» The task: From the listing below, extract each entry exactly as written, minus the images.
------------------------------------------------------------
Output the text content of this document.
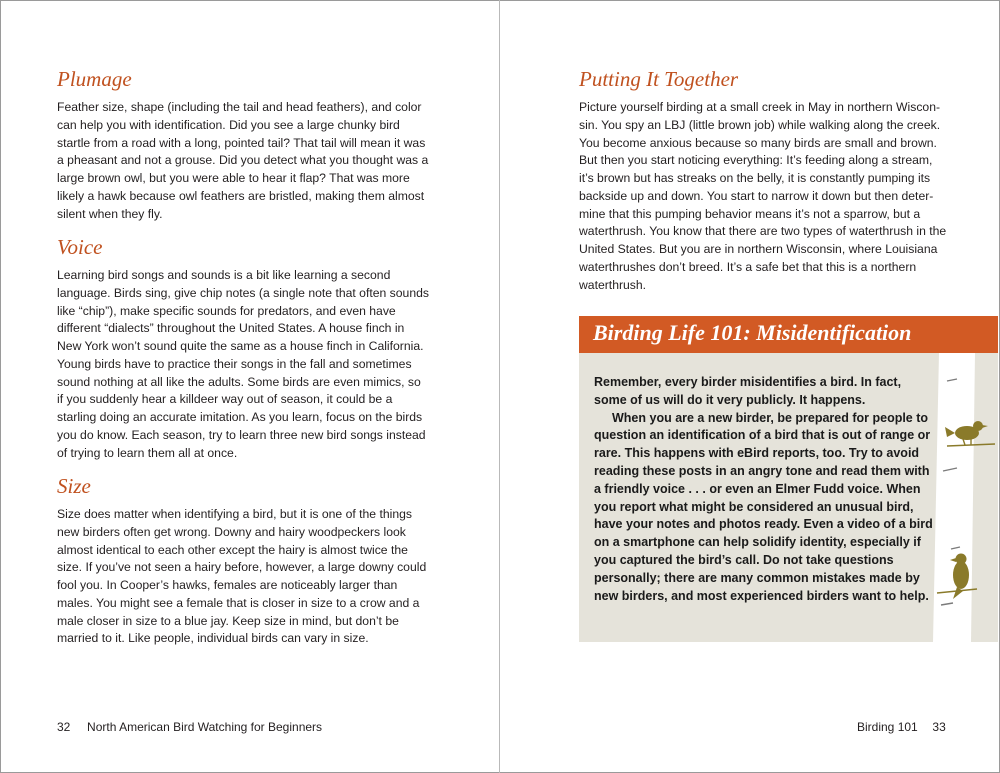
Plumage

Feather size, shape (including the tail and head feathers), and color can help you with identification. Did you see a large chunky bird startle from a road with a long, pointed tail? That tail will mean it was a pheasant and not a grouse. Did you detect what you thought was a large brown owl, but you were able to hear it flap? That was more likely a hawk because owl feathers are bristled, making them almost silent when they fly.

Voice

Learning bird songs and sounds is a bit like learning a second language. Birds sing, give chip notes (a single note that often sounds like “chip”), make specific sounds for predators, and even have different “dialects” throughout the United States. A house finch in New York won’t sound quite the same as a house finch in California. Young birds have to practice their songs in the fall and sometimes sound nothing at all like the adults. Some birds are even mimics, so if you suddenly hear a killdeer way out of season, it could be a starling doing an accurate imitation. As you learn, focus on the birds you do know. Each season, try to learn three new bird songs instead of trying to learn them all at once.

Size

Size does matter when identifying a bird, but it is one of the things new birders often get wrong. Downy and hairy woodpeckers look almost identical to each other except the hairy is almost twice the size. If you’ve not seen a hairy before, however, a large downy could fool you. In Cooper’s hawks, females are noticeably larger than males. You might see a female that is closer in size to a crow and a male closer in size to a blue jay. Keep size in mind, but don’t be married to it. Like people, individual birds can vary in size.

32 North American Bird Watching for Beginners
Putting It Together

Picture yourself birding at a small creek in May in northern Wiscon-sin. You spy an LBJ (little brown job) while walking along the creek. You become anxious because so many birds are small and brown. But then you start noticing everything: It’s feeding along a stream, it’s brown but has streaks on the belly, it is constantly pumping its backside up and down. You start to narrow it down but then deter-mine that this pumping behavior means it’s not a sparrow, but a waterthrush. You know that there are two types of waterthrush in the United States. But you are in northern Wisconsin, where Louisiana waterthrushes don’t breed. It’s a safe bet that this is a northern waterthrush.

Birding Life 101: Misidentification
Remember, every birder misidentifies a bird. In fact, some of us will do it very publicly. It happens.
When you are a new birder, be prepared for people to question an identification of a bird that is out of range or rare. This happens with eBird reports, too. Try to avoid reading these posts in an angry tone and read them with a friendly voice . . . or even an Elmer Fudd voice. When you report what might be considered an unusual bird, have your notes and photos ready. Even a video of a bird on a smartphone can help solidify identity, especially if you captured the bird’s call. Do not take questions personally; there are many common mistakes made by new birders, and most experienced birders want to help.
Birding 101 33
------------------------------------------------------------
» Task output:
Output the text content of this document.
Plumage

Feather size, shape (including the tail and head feathers), and color can help you with identification. Did you see a large chunky bird startle from a road with a long, pointed tail? That tail will mean it was a pheasant and not a grouse. Did you detect what you thought was a large brown owl, but you were able to hear it flap? That was more likely a hawk because owl feathers are bristled, making them almost silent when they fly.

Voice

Learning bird songs and sounds is a bit like learning a second language. Birds sing, give chip notes (a single note that often sounds like “chip”), make specific sounds for predators, and even have different “dialects” throughout the United States. A house finch in New York won’t sound quite the same as a house finch in California. Young birds have to practice their songs in the fall and sometimes sound nothing at all like the adults. Some birds are even mimics, so if you suddenly hear a killdeer way out of season, it could be a starling doing an accurate imitation. As you learn, focus on the birds you do know. Each season, try to learn three new bird songs instead of trying to learn them all at once.

Size

Size does matter when identifying a bird, but it is one of the things new birders often get wrong. Downy and hairy woodpeckers look almost identical to each other except the hairy is almost twice the size. If you’ve not seen a hairy before, however, a large downy could fool you. In Cooper’s hawks, females are noticeably larger than males. You might see a female that is closer in size to a crow and a male closer in size to a blue jay. Keep size in mind, but don’t be married to it. Like people, individual birds can vary in size.

32 North American Bird Watching for Beginners
Putting It Together

Picture yourself birding at a small creek in May in northern Wiscon-sin. You spy an LBJ (little brown job) while walking along the creek. You become anxious because so many birds are small and brown. But then you start noticing everything: It’s feeding along a stream, it’s brown but has streaks on the belly, it is constantly pumping its backside up and down. You start to narrow it down but then deter-mine that this pumping behavior means it’s not a sparrow, but a waterthrush. You know that there are two types of waterthrush in the United States. But you are in northern Wisconsin, where Louisiana waterthrushes don’t breed. It’s a safe bet that this is a northern waterthrush.

Birding Life 101: Misidentification
Remember, every birder misidentifies a bird. In fact, some of us will do it very publicly. It happens.
When you are a new birder, be prepared for people to question an identification of a bird that is out of range or rare. This happens with eBird reports, too. Try to avoid reading these posts in an angry tone and read them with a friendly voice . . . or even an Elmer Fudd voice. When you report what might be considered an unusual bird, have your notes and photos ready. Even a video of a bird on a smartphone can help solidify identity, especially if you captured the bird’s call. Do not take questions personally; there are many common mistakes made by new birders, and most experienced birders want to help.
Birding 101 33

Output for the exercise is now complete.